--- begin DATA SECTION ---

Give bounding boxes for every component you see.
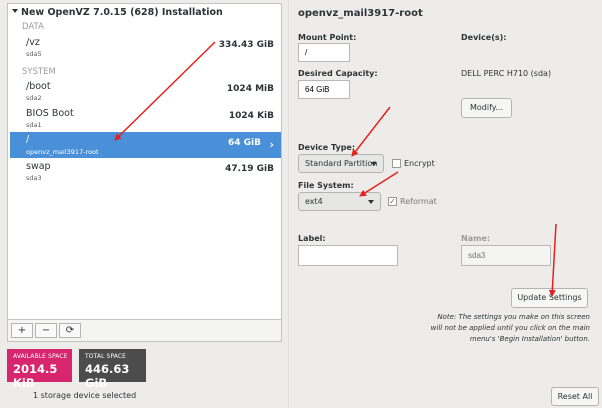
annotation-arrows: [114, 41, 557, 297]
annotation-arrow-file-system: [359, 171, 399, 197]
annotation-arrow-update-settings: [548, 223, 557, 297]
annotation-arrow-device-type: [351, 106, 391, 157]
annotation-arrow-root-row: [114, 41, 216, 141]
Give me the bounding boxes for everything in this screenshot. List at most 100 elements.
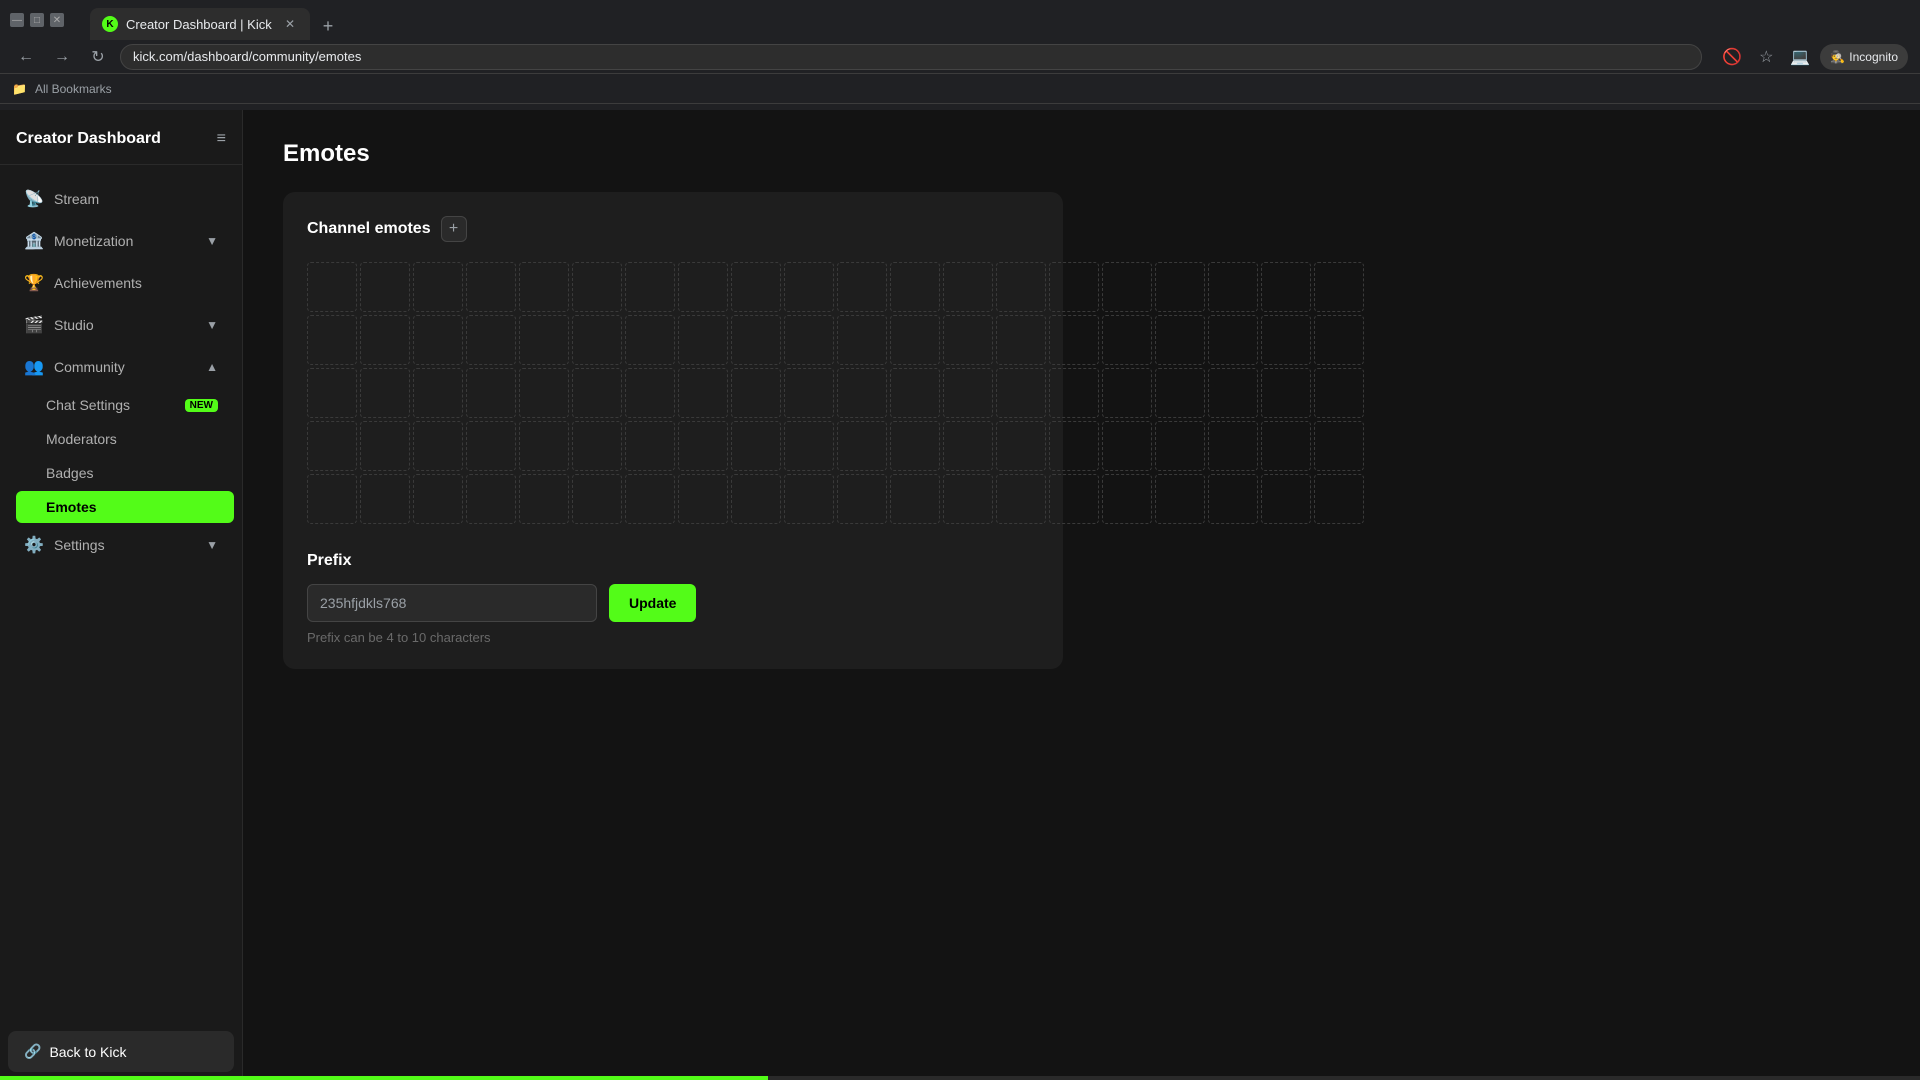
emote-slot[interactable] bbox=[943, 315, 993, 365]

--- end DATA SECTION ---

* [SET TASK]
Rewrite the lines of all the records with every instance of "bounding boxes" changed to "box coordinates" and everything else kept the same. Omit the pictures from your answer.

* [TASK OUTPUT]
Give box coordinates for every component you see.
annotation-arrows: [114, 41, 557, 297]
annotation-arrow-file-system: [359, 171, 399, 197]
annotation-arrow-update-settings: [548, 223, 557, 297]
annotation-arrow-device-type: [351, 106, 391, 157]
annotation-arrow-root-row: [114, 41, 216, 141]
Give me the box coordinates for everything in this screenshot. List at most 100 elements.
emote-slot[interactable] bbox=[943, 315, 993, 365]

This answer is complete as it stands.